Task to complete
How many lines in the entries below contain "Entwicklung"? Answer with the number only.

Provided data
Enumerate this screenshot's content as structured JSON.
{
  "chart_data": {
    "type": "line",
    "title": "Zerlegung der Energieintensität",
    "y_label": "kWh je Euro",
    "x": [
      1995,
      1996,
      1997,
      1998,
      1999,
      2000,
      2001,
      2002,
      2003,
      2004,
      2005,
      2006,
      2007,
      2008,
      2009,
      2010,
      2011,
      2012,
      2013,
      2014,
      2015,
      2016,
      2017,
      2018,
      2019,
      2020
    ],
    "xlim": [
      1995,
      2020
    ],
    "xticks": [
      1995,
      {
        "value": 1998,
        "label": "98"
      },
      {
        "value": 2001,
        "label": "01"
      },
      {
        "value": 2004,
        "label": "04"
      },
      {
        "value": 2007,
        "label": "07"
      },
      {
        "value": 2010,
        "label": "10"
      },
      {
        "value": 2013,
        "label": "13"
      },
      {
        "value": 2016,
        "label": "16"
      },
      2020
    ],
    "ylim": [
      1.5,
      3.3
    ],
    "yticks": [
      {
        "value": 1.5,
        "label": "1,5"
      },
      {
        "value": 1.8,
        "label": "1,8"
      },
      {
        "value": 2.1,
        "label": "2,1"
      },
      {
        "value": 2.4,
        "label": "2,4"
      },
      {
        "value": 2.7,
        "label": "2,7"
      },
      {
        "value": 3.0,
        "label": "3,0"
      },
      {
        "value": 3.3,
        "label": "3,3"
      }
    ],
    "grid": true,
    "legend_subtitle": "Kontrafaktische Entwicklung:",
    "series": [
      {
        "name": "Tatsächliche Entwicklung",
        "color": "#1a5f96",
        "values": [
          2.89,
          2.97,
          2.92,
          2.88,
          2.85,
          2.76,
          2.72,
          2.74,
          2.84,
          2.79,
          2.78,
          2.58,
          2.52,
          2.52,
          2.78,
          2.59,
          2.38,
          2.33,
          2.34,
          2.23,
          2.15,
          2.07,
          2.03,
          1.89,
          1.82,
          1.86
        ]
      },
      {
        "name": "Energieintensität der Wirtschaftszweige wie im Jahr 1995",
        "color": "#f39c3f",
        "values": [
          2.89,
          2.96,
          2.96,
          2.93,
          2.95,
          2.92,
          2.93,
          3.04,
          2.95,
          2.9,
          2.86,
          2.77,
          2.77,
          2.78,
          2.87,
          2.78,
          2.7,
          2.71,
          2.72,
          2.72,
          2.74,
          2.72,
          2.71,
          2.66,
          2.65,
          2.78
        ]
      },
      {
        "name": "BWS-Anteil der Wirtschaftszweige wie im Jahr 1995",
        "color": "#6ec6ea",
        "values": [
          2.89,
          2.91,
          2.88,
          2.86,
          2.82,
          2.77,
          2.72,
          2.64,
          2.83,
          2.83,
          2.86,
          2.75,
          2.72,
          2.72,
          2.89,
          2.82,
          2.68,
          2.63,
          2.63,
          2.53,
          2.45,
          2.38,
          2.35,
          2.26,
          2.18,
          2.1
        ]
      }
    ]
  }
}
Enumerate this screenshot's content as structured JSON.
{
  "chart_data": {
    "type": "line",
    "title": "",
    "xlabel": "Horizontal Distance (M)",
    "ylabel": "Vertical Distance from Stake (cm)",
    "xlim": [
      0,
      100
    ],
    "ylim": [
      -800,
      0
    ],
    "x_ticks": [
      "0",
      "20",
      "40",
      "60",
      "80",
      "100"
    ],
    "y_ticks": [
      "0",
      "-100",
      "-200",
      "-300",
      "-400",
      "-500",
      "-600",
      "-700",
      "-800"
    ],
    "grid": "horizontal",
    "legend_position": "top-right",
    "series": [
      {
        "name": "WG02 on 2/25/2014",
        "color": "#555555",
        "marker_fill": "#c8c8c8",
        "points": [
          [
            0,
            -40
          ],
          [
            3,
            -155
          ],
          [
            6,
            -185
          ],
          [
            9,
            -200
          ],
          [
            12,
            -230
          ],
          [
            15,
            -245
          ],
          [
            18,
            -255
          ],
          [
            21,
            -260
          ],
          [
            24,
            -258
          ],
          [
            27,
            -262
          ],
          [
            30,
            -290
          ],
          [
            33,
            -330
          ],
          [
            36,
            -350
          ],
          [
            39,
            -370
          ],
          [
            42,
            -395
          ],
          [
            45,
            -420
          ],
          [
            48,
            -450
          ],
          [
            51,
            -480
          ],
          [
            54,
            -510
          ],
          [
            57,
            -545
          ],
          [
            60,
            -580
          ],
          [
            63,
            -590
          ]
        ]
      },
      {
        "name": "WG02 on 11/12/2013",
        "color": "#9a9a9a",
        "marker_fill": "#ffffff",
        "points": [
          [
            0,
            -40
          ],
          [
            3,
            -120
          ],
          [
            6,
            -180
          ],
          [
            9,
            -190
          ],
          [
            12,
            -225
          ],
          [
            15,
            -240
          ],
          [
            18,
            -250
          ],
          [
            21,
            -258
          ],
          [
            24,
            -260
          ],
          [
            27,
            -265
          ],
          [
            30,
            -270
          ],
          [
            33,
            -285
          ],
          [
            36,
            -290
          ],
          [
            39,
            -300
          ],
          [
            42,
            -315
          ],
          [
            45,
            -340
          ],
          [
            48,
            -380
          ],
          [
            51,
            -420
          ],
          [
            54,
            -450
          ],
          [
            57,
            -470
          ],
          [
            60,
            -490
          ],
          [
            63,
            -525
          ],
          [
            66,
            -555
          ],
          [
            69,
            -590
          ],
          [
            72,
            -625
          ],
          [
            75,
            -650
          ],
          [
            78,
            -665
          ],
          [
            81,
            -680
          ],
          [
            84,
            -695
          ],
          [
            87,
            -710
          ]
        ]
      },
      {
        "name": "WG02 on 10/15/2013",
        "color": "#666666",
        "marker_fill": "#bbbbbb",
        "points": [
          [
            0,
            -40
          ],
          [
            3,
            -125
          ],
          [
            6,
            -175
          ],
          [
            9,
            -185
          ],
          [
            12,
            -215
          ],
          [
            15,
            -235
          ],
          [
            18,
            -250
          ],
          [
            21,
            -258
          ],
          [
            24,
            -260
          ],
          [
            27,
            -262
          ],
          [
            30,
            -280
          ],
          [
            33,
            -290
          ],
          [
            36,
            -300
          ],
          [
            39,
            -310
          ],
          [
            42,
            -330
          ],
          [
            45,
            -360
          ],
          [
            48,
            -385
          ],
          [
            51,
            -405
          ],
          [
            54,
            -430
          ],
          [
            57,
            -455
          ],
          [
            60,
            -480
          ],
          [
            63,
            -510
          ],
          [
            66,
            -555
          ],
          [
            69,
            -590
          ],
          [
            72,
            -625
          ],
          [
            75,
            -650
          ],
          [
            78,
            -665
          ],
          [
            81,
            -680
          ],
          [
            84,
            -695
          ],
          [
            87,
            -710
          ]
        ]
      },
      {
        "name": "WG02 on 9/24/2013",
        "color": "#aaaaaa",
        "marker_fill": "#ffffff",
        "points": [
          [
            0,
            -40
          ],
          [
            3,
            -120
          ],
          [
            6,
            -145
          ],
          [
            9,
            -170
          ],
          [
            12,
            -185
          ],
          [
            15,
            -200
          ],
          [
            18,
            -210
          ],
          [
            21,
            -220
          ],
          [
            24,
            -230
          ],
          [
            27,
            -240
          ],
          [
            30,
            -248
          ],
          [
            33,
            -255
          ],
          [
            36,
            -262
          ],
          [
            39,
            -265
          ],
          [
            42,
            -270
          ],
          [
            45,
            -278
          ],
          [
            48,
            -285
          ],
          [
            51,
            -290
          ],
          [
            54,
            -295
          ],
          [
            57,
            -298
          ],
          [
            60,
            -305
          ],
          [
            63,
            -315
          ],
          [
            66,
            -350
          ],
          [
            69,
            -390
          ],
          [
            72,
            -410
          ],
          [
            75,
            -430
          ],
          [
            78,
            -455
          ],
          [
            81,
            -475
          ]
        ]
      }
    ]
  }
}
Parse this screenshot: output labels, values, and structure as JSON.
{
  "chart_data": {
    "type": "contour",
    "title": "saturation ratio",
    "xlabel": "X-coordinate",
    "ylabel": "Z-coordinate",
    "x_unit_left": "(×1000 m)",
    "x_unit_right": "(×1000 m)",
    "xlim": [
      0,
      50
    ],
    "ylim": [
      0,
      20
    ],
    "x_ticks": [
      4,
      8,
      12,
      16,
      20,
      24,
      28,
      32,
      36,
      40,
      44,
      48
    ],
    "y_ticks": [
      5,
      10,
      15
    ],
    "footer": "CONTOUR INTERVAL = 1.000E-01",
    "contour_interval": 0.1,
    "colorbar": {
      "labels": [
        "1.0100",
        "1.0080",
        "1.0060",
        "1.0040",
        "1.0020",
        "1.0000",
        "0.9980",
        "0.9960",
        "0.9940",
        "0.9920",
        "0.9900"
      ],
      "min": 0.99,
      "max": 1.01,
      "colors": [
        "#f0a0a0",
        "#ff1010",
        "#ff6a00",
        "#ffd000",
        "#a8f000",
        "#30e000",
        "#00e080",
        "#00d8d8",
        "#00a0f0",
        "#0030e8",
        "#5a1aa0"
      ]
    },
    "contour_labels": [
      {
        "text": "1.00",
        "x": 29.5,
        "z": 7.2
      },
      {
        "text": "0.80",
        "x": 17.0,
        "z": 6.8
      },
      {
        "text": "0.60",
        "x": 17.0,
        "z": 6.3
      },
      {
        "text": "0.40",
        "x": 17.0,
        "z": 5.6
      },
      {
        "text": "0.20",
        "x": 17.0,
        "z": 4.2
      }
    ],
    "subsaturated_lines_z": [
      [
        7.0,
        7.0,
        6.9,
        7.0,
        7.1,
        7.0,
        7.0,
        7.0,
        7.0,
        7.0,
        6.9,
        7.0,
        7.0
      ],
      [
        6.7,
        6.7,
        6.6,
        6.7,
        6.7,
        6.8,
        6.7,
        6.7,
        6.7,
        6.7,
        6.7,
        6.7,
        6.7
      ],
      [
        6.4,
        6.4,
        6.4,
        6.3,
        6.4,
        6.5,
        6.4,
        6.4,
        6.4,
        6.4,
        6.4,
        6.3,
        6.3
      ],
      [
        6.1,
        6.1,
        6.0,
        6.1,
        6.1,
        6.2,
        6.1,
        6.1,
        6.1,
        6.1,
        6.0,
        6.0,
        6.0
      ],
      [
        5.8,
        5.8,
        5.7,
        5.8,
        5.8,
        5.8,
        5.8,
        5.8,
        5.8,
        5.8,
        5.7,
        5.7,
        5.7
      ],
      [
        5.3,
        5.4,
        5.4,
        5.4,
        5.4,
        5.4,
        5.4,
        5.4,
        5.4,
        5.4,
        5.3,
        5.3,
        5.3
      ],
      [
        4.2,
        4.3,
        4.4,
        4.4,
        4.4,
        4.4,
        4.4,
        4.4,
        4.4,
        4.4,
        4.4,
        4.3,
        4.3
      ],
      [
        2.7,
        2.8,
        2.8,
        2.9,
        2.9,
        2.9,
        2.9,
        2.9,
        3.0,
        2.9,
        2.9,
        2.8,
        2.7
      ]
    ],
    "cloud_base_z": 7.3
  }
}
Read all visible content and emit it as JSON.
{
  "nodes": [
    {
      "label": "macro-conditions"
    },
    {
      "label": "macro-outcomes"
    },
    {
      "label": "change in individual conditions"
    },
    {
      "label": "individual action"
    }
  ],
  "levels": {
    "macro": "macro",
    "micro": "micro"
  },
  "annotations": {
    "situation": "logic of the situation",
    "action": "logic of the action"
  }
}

Solution to the problem
2